> GIVEN PROBLEM
Quote the entries word for word. Omit the pictures.

** Start of RECORDS SHOWN **

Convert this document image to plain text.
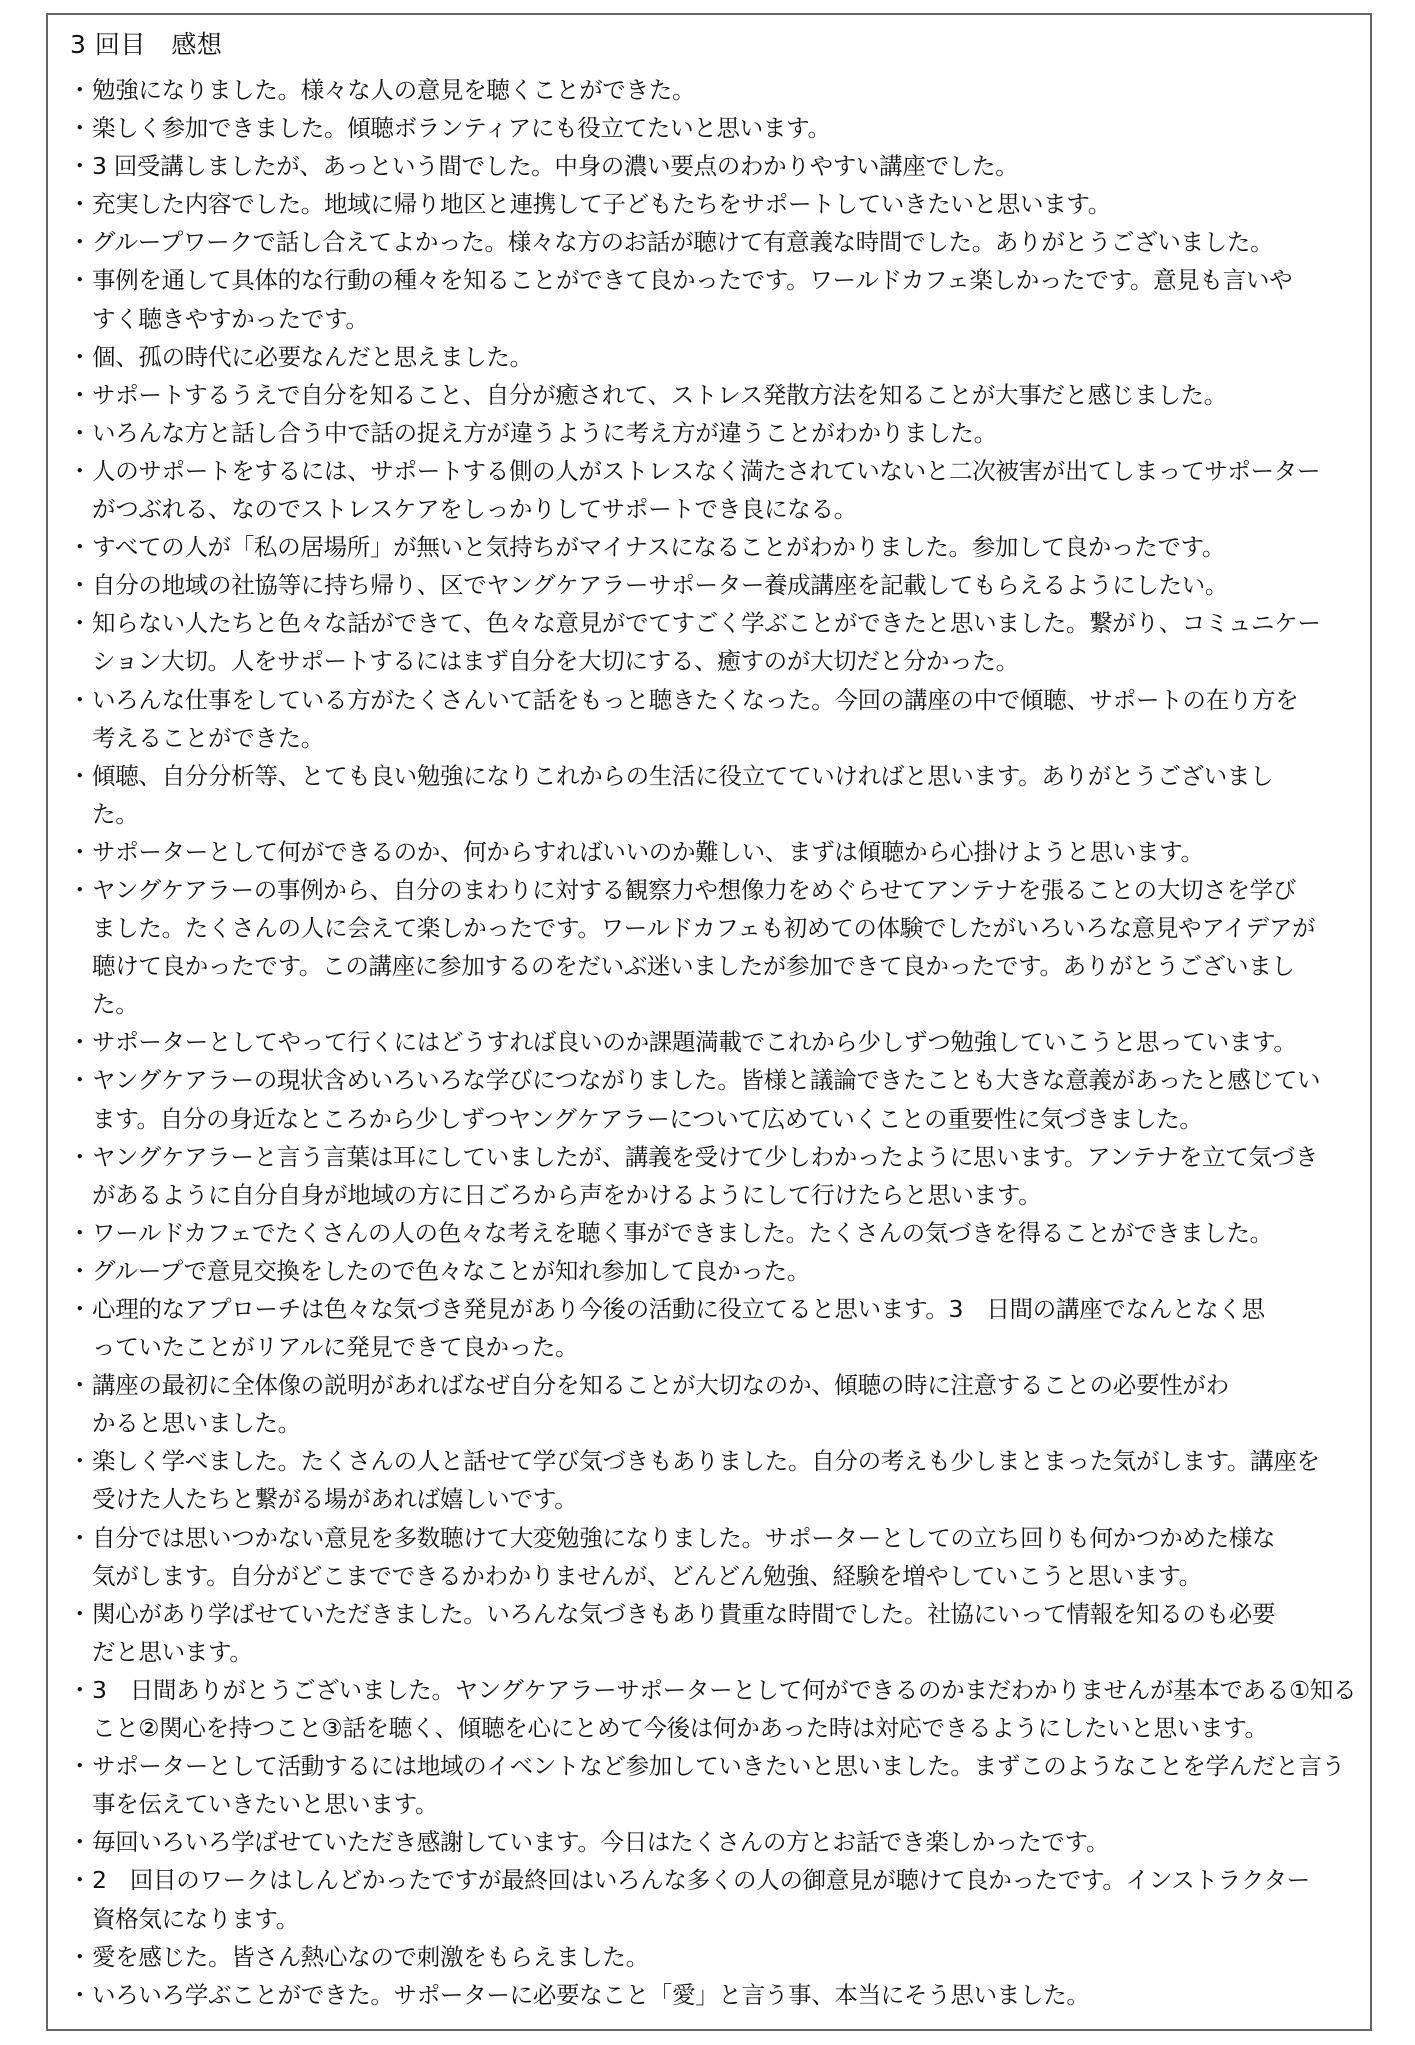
3 回目　感想
・ 勉強になりました。様々な人の意見を聴くことができた。
・ 楽しく参加できました。傾聴ボランティアにも役立てたいと思います。
・ 3 回受講しましたが、あっという間でした。中身の濃い要点のわかりやすい講座でした。
・ 充実した内容でした。地域に帰り地区と連携して子どもたちをサポートしていきたいと思います。
・ グループワークで話し合えてよかった。様々な方のお話が聴けて有意義な時間でした。ありがとうございました。
・ 事例を通して具体的な行動の種々を知ることができて良かったです。ワールドカフェ楽しかったです。意見も言いや
すく聴きやすかったです。
・ 個、孤の時代に必要なんだと思えました。
・ サポートするうえで自分を知ること、自分が癒されて、ストレス発散方法を知ることが大事だと感じました。
・ いろんな方と話し合う中で話の捉え方が違うように考え方が違うことがわかりました。
・ 人のサポートをするには、サポートする側の人がストレスなく満たされていないと二次被害が出てしまってサポーター
がつぶれる、なのでストレスケアをしっかりしてサポートでき良になる。
・ すべての人が「私の居場所」が無いと気持ちがマイナスになることがわかりました。参加して良かったです。
・ 自分の地域の社協等に持ち帰り、区でヤングケアラーサポーター養成講座を記載してもらえるようにしたい。
・ 知らない人たちと色々な話ができて、色々な意見がでてすごく学ぶことができたと思いました。繋がり、コミュニケー
ション大切。人をサポートするにはまず自分を大切にする、癒すのが大切だと分かった。
・ いろんな仕事をしている方がたくさんいて話をもっと聴きたくなった。今回の講座の中で傾聴、サポートの在り方を
考えることができた。
・ 傾聴、自分分析等、とても良い勉強になりこれからの生活に役立てていければと思います。ありがとうございまし
た。
・ サポーターとして何ができるのか、何からすればいいのか難しい、まずは傾聴から心掛けようと思います。
・ ヤングケアラーの事例から、自分のまわりに対する観察力や想像力をめぐらせてアンテナを張ることの大切さを学び
ました。たくさんの人に会えて楽しかったです。ワールドカフェも初めての体験でしたがいろいろな意見やアイデアが
聴けて良かったです。この講座に参加するのをだいぶ迷いましたが参加できて良かったです。ありがとうございまし
た。
・ サポーターとしてやって行くにはどうすれば良いのか課題満載でこれから少しずつ勉強していこうと思っています。
・ ヤングケアラーの現状含めいろいろな学びにつながりました。皆様と議論できたことも大きな意義があったと感じてい
ます。自分の身近なところから少しずつヤングケアラーについて広めていくことの重要性に気づきました。
・ ヤングケアラーと言う言葉は耳にしていましたが、講義を受けて少しわかったように思います。アンテナを立て気づき
があるように自分自身が地域の方に日ごろから声をかけるようにして行けたらと思います。
・ ワールドカフェでたくさんの人の色々な考えを聴く事ができました。たくさんの気づきを得ることができました。
・ グループで意見交換をしたので色々なことが知れ参加して良かった。
・ 心理的なアプローチは色々な気づき発見があり今後の活動に役立てると思います。3　日間の講座でなんとなく思
っていたことがリアルに発見できて良かった。
・ 講座の最初に全体像の説明があればなぜ自分を知ることが大切なのか、傾聴の時に注意することの必要性がわ
かると思いました。
・ 楽しく学べました。たくさんの人と話せて学び気づきもありました。自分の考えも少しまとまった気がします。講座を
受けた人たちと繋がる場があれば嬉しいです。
・ 自分では思いつかない意見を多数聴けて大変勉強になりました。サポーターとしての立ち回りも何かつかめた様な
気がします。自分がどこまでできるかわかりませんが、どんどん勉強、経験を増やしていこうと思います。
・ 関心があり学ばせていただきました。いろんな気づきもあり貴重な時間でした。社協にいって情報を知るのも必要
だと思います。
・ 3　日間ありがとうございました。ヤングケアラーサポーターとして何ができるのかまだわかりませんが基本である①知る
こと②関心を持つこと③話を聴く、傾聴を心にとめて今後は何かあった時は対応できるようにしたいと思います。
・ サポーターとして活動するには地域のイベントなど参加していきたいと思いました。まずこのようなことを学んだと言う
事を伝えていきたいと思います。
・ 毎回いろいろ学ばせていただき感謝しています。今日はたくさんの方とお話でき楽しかったです。
・ 2　回目のワークはしんどかったですが最終回はいろんな多くの人の御意見が聴けて良かったです。インストラクター
資格気になります。
・ 愛を感じた。皆さん熱心なので刺激をもらえました。
・ いろいろ学ぶことができた。サポーターに必要なこと「愛」と言う事、本当にそう思いました。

** End of RECORDS SHOWN **

> RESPONSE TO THIS TASK
Convert this document image to plain text.
3 回目　感想
・ 勉強になりました。様々な人の意見を聴くことができた。
・ 楽しく参加できました。傾聴ボランティアにも役立てたいと思います。
・ 3 回受講しましたが、あっという間でした。中身の濃い要点のわかりやすい講座でした。
・ 充実した内容でした。地域に帰り地区と連携して子どもたちをサポートしていきたいと思います。
・ グループワークで話し合えてよかった。様々な方のお話が聴けて有意義な時間でした。ありがとうございました。
・ 事例を通して具体的な行動の種々を知ることができて良かったです。ワールドカフェ楽しかったです。意見も言いや
すく聴きやすかったです。
・ 個、孤の時代に必要なんだと思えました。
・ サポートするうえで自分を知ること、自分が癒されて、ストレス発散方法を知ることが大事だと感じました。
・ いろんな方と話し合う中で話の捉え方が違うように考え方が違うことがわかりました。
・ 人のサポートをするには、サポートする側の人がストレスなく満たされていないと二次被害が出てしまってサポーター
がつぶれる、なのでストレスケアをしっかりしてサポートでき良になる。
・ すべての人が「私の居場所」が無いと気持ちがマイナスになることがわかりました。参加して良かったです。
・ 自分の地域の社協等に持ち帰り、区でヤングケアラーサポーター養成講座を記載してもらえるようにしたい。
・ 知らない人たちと色々な話ができて、色々な意見がでてすごく学ぶことができたと思いました。繋がり、コミュニケー
ション大切。人をサポートするにはまず自分を大切にする、癒すのが大切だと分かった。
・ いろんな仕事をしている方がたくさんいて話をもっと聴きたくなった。今回の講座の中で傾聴、サポートの在り方を
考えることができた。
・ 傾聴、自分分析等、とても良い勉強になりこれからの生活に役立てていければと思います。ありがとうございまし
た。
・ サポーターとして何ができるのか、何からすればいいのか難しい、まずは傾聴から心掛けようと思います。
・ ヤングケアラーの事例から、自分のまわりに対する観察力や想像力をめぐらせてアンテナを張ることの大切さを学び
ました。たくさんの人に会えて楽しかったです。ワールドカフェも初めての体験でしたがいろいろな意見やアイデアが
聴けて良かったです。この講座に参加するのをだいぶ迷いましたが参加できて良かったです。ありがとうございまし
た。
・ サポーターとしてやって行くにはどうすれば良いのか課題満載でこれから少しずつ勉強していこうと思っています。
・ ヤングケアラーの現状含めいろいろな学びにつながりました。皆様と議論できたことも大きな意義があったと感じてい
ます。自分の身近なところから少しずつヤングケアラーについて広めていくことの重要性に気づきました。
・ ヤングケアラーと言う言葉は耳にしていましたが、講義を受けて少しわかったように思います。アンテナを立て気づき
があるように自分自身が地域の方に日ごろから声をかけるようにして行けたらと思います。
・ ワールドカフェでたくさんの人の色々な考えを聴く事ができました。たくさんの気づきを得ることができました。
・ グループで意見交換をしたので色々なことが知れ参加して良かった。
・ 心理的なアプローチは色々な気づき発見があり今後の活動に役立てると思います。3　日間の講座でなんとなく思
っていたことがリアルに発見できて良かった。
・ 講座の最初に全体像の説明があればなぜ自分を知ることが大切なのか、傾聴の時に注意することの必要性がわ
かると思いました。
・ 楽しく学べました。たくさんの人と話せて学び気づきもありました。自分の考えも少しまとまった気がします。講座を
受けた人たちと繋がる場があれば嬉しいです。
・ 自分では思いつかない意見を多数聴けて大変勉強になりました。サポーターとしての立ち回りも何かつかめた様な
気がします。自分がどこまでできるかわかりませんが、どんどん勉強、経験を増やしていこうと思います。
・ 関心があり学ばせていただきました。いろんな気づきもあり貴重な時間でした。社協にいって情報を知るのも必要
だと思います。
・ 3　日間ありがとうございました。ヤングケアラーサポーターとして何ができるのかまだわかりませんが基本である①知る
こと②関心を持つこと③話を聴く、傾聴を心にとめて今後は何かあった時は対応できるようにしたいと思います。
・ サポーターとして活動するには地域のイベントなど参加していきたいと思いました。まずこのようなことを学んだと言う
事を伝えていきたいと思います。
・ 毎回いろいろ学ばせていただき感謝しています。今日はたくさんの方とお話でき楽しかったです。
・ 2　回目のワークはしんどかったですが最終回はいろんな多くの人の御意見が聴けて良かったです。インストラクター
資格気になります。
・ 愛を感じた。皆さん熱心なので刺激をもらえました。
・ いろいろ学ぶことができた。サポーターに必要なこと「愛」と言う事、本当にそう思いました。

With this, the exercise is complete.